> _Given exercise_:
For the data below, work out how many lines contain the word "لقوله" and supply only that number.
== == ==
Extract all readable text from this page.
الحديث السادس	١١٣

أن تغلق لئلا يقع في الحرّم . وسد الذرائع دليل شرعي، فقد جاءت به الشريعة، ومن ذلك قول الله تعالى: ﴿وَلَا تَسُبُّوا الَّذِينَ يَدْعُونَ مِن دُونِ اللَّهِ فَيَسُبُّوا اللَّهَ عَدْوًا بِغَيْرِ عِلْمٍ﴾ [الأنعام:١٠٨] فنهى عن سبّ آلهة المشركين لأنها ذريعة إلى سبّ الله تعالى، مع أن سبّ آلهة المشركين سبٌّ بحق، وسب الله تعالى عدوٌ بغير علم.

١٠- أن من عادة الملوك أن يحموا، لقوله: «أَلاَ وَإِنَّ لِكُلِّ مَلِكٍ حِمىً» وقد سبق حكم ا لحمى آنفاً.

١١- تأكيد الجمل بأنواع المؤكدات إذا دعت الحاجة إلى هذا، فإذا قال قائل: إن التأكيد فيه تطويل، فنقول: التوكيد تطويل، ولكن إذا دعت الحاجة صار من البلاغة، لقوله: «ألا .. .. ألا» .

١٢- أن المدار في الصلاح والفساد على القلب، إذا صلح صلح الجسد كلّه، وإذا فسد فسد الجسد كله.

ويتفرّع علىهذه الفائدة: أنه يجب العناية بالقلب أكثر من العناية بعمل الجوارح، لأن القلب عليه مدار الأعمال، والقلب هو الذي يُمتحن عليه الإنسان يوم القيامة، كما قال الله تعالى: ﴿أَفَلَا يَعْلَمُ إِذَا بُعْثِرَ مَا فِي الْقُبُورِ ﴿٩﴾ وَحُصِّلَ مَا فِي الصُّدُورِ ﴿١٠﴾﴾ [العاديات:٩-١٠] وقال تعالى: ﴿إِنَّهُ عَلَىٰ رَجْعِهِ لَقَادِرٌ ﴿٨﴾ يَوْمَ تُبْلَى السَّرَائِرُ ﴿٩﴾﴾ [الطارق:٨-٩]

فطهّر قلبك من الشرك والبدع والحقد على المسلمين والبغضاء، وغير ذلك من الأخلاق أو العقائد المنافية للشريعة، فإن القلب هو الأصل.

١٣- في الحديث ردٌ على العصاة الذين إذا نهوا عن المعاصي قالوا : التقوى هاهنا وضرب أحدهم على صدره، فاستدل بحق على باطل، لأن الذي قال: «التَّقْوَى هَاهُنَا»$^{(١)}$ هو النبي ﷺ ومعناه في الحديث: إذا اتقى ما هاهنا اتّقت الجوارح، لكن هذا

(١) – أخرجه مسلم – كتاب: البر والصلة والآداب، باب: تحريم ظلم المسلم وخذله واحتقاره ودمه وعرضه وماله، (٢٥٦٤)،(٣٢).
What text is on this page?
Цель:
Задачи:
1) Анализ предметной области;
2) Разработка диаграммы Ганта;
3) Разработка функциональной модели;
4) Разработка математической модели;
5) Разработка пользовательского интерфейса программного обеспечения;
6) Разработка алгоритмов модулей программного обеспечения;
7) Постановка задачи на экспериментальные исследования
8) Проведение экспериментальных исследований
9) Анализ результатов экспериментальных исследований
== == ==
> _Exercise solution_:
2